= EXERCISE TASK =
Copy out lines with the word "级皮带秤为" from the material that follows.

= RECORDS PROVIDED =
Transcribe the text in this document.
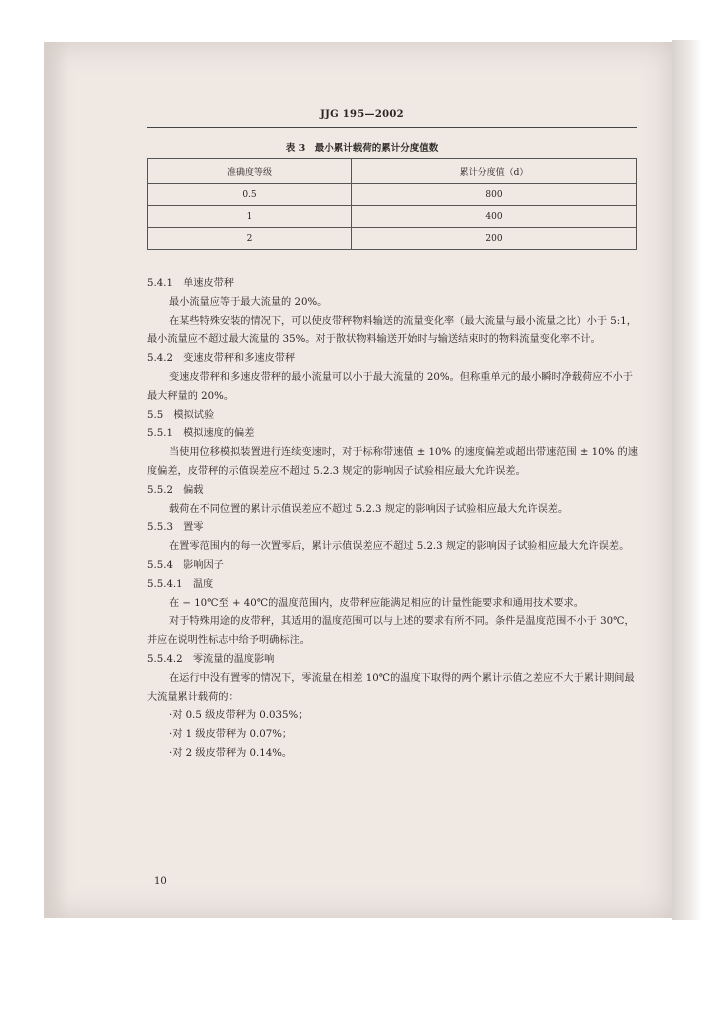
JJG 195—2002
表 3　最小累计载荷的累计分度值数
准确度等级	累计分度值（d）
0.5	800
1	400
2	200

5.4.1　单速皮带秤

最小流量应等于最大流量的 20%。

在某些特殊安装的情况下，可以使皮带秤物料输送的流量变化率（最大流量与最小流量之比）小于 5:1，最小流量应不超过最大流量的 35%。对于散状物料输送开始时与输送结束时的物料流量变化率不计。

5.4.2　变速皮带秤和多速皮带秤

变速皮带秤和多速皮带秤的最小流量可以小于最大流量的 20%。但称重单元的最小瞬时净载荷应不小于最大秤量的 20%。

5.5　模拟试验

5.5.1　模拟速度的偏差

当使用位移模拟装置进行连续变速时，对于标称带速值 ± 10% 的速度偏差或超出带速范围 ± 10% 的速度偏差，皮带秤的示值误差应不超过 5.2.3 规定的影响因子试验相应最大允许误差。

5.5.2　偏载

载荷在不同位置的累计示值误差应不超过 5.2.3 规定的影响因子试验相应最大允许误差。

5.5.3　置零

在置零范围内的每一次置零后，累计示值误差应不超过 5.2.3 规定的影响因子试验相应最大允许误差。

5.5.4　影响因子

5.5.4.1　温度

在 − 10℃至 + 40℃的温度范围内，皮带秤应能满足相应的计量性能要求和通用技术要求。

对于特殊用途的皮带秤，其适用的温度范围可以与上述的要求有所不同。条件是温度范围不小于 30℃，并应在说明性标志中给予明确标注。

5.5.4.2　零流量的温度影响

在运行中没有置零的情况下，零流量在相差 10℃的温度下取得的两个累计示值之差应不大于累计期间最大流量累计载荷的：

·对 0.5 级皮带秤为 0.035%；

·对 1 级皮带秤为 0.07%；

·对 2 级皮带秤为 0.14%。

10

= WORKED ANSWER =
·对 0.5 级皮带秤为 0.035%；
·对 1 级皮带秤为 0.07%；
·对 2 级皮带秤为 0.14%。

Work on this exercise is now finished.